— BEGIN Given information —

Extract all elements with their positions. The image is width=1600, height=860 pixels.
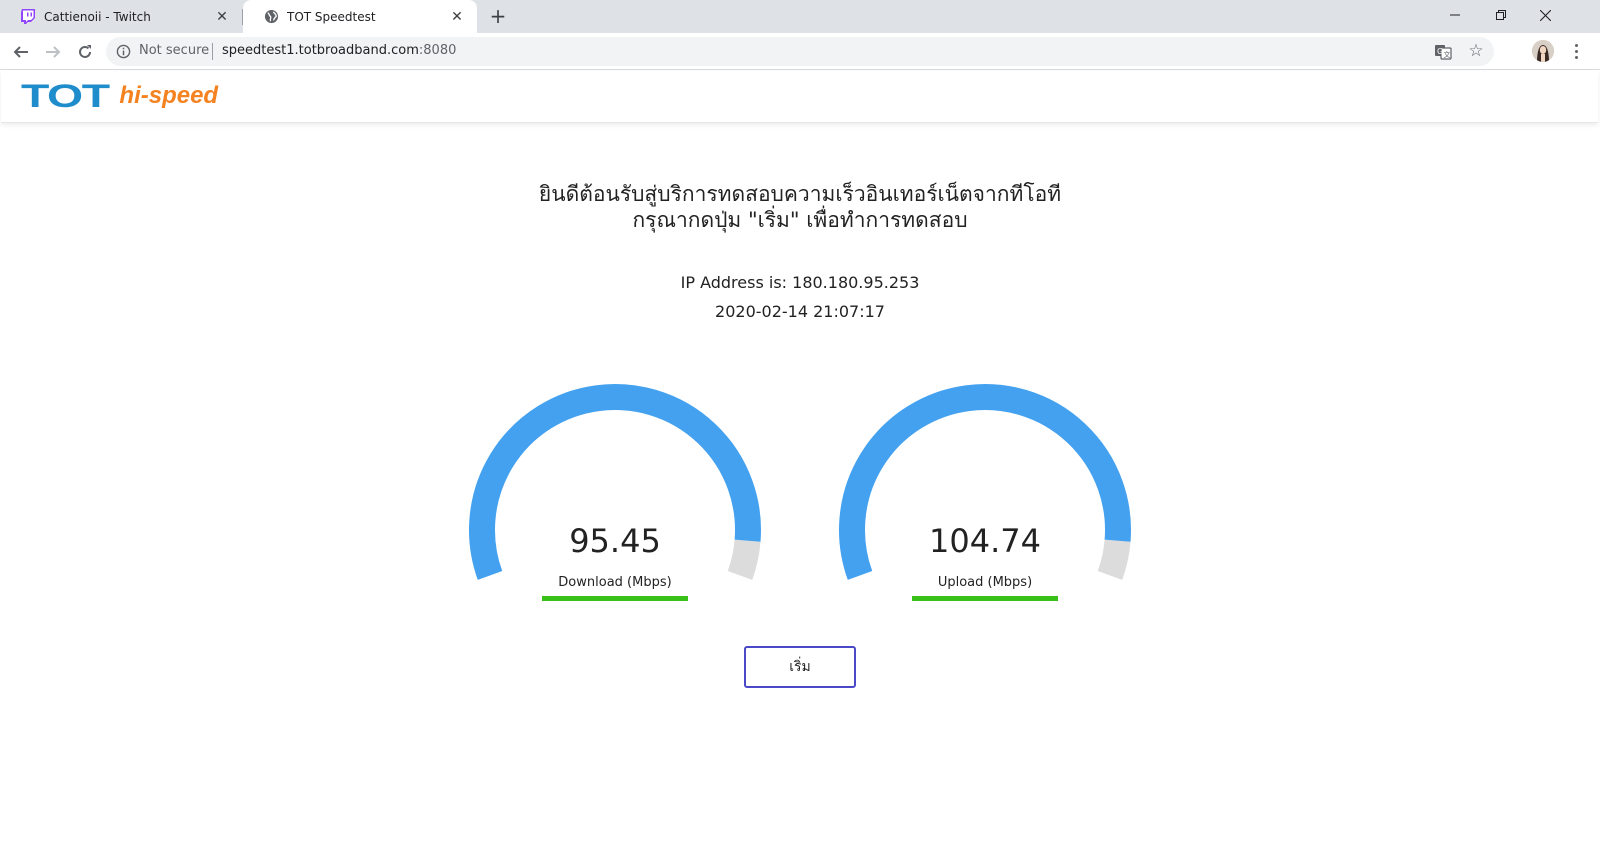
logo-tot-text: TOT [21, 78, 110, 114]
close-icon[interactable]: ✕ [449, 9, 465, 25]
start-test-button[interactable]: เริ่ม [744, 646, 856, 688]
restore-icon[interactable] [1478, 0, 1523, 30]
translate-icon[interactable]: G文 [1434, 43, 1452, 61]
svg-text:文: 文 [1444, 50, 1451, 59]
logo-hispeed-text: hi-speed [119, 82, 219, 109]
new-tab-button[interactable]: + [486, 5, 510, 29]
close-icon[interactable]: ✕ [214, 9, 230, 25]
browser-toolbar: Not secure speedtest1.totbroadband.com:8… [0, 33, 1600, 70]
ip-address-text: IP Address is: 180.180.95.253 [680, 273, 920, 292]
url-text[interactable]: speedtest1.totbroadband.com:8080 [222, 43, 456, 58]
welcome-message: ยินดีต้อนรับสู่บริการทดสอบความเร็วอินเทอ… [0, 181, 1600, 233]
address-bar[interactable]: Not secure speedtest1.totbroadband.com:8… [106, 37, 1494, 66]
bookmark-star-icon[interactable]: ☆ [1466, 41, 1486, 61]
upload-progress-bar [912, 596, 1058, 601]
download-gauge: 95.45 Download (Mbps) [465, 380, 765, 610]
globe-icon [263, 9, 279, 25]
profile-avatar[interactable] [1532, 40, 1554, 62]
download-speed-value: 95.45 [569, 522, 661, 560]
tot-hispeed-logo[interactable]: TOT hi-speed [21, 78, 219, 114]
download-speed-label: Download (Mbps) [558, 575, 672, 590]
minimize-icon[interactable] [1432, 0, 1477, 30]
welcome-line-2: กรุณากดปุ่ม "เริ่ม" เพื่อทำการทดสอบ [632, 208, 968, 232]
tab-twitch[interactable]: Cattienoii - Twitch ✕ [0, 0, 242, 33]
datetime-text: 2020-02-14 21:07:17 [715, 302, 885, 321]
window-close-icon[interactable] [1523, 0, 1568, 30]
tab-title: Cattienoii - Twitch [44, 9, 151, 24]
upload-speed-value: 104.74 [929, 522, 1041, 560]
security-status[interactable]: Not secure [139, 43, 209, 58]
upload-gauge: 104.74 Upload (Mbps) [835, 380, 1135, 610]
back-arrow-icon[interactable] [8, 39, 34, 65]
browser-tab-strip: Cattienoii - Twitch ✕ TOT Speedtest ✕ + [0, 0, 1600, 33]
forward-arrow-icon[interactable] [40, 39, 66, 65]
svg-text:G: G [1437, 47, 1443, 56]
reload-icon[interactable] [72, 39, 98, 65]
omnibox-divider [212, 43, 213, 60]
more-menu-icon[interactable] [1568, 40, 1584, 62]
info-icon[interactable] [116, 44, 131, 59]
download-progress-bar [542, 596, 688, 601]
url-host: speedtest1.totbroadband.com [222, 43, 419, 58]
upload-speed-label: Upload (Mbps) [937, 575, 1033, 590]
tab-tot-speedtest[interactable]: TOT Speedtest ✕ [243, 0, 477, 33]
welcome-line-1: ยินดีต้อนรับสู่บริการทดสอบความเร็วอินเทอ… [538, 182, 1062, 206]
url-port: :8080 [418, 43, 457, 58]
twitch-icon [20, 9, 36, 25]
site-header: TOT hi-speed [1, 71, 1598, 123]
tab-title: TOT Speedtest [287, 9, 376, 24]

— END Given information —

__Given request__
Rewrite the material from the line with "logo-tot-text: TOT [21, 78, 110, 114]" to the line with "upload-progress-bar [912, 596, 1058, 601]", replacing "Not secure" with "Insecure" and changing nothing else.

__Correct output__
logo-tot-text: TOT [21, 78, 110, 114]
close-icon[interactable]: ✕ [449, 9, 465, 25]
start-test-button[interactable]: เริ่ม [744, 646, 856, 688]
restore-icon[interactable] [1478, 0, 1523, 30]
translate-icon[interactable]: G文 [1434, 43, 1452, 61]
svg-text:文: 文 [1444, 50, 1451, 59]
logo-hispeed-text: hi-speed [119, 82, 219, 109]
new-tab-button[interactable]: + [486, 5, 510, 29]
close-icon[interactable]: ✕ [214, 9, 230, 25]
browser-toolbar: Insecure speedtest1.totbroadband.com:8… [0, 33, 1600, 70]
ip-address-text: IP Address is: 180.180.95.253 [680, 273, 920, 292]
url-text[interactable]: speedtest1.totbroadband.com:8080 [222, 43, 456, 58]
welcome-message: ยินดีต้อนรับสู่บริการทดสอบความเร็วอินเทอ… [0, 181, 1600, 233]
address-bar[interactable]: Insecure speedtest1.totbroadband.com:8… [106, 37, 1494, 66]
bookmark-star-icon[interactable]: ☆ [1466, 41, 1486, 61]
upload-progress-bar [912, 596, 1058, 601]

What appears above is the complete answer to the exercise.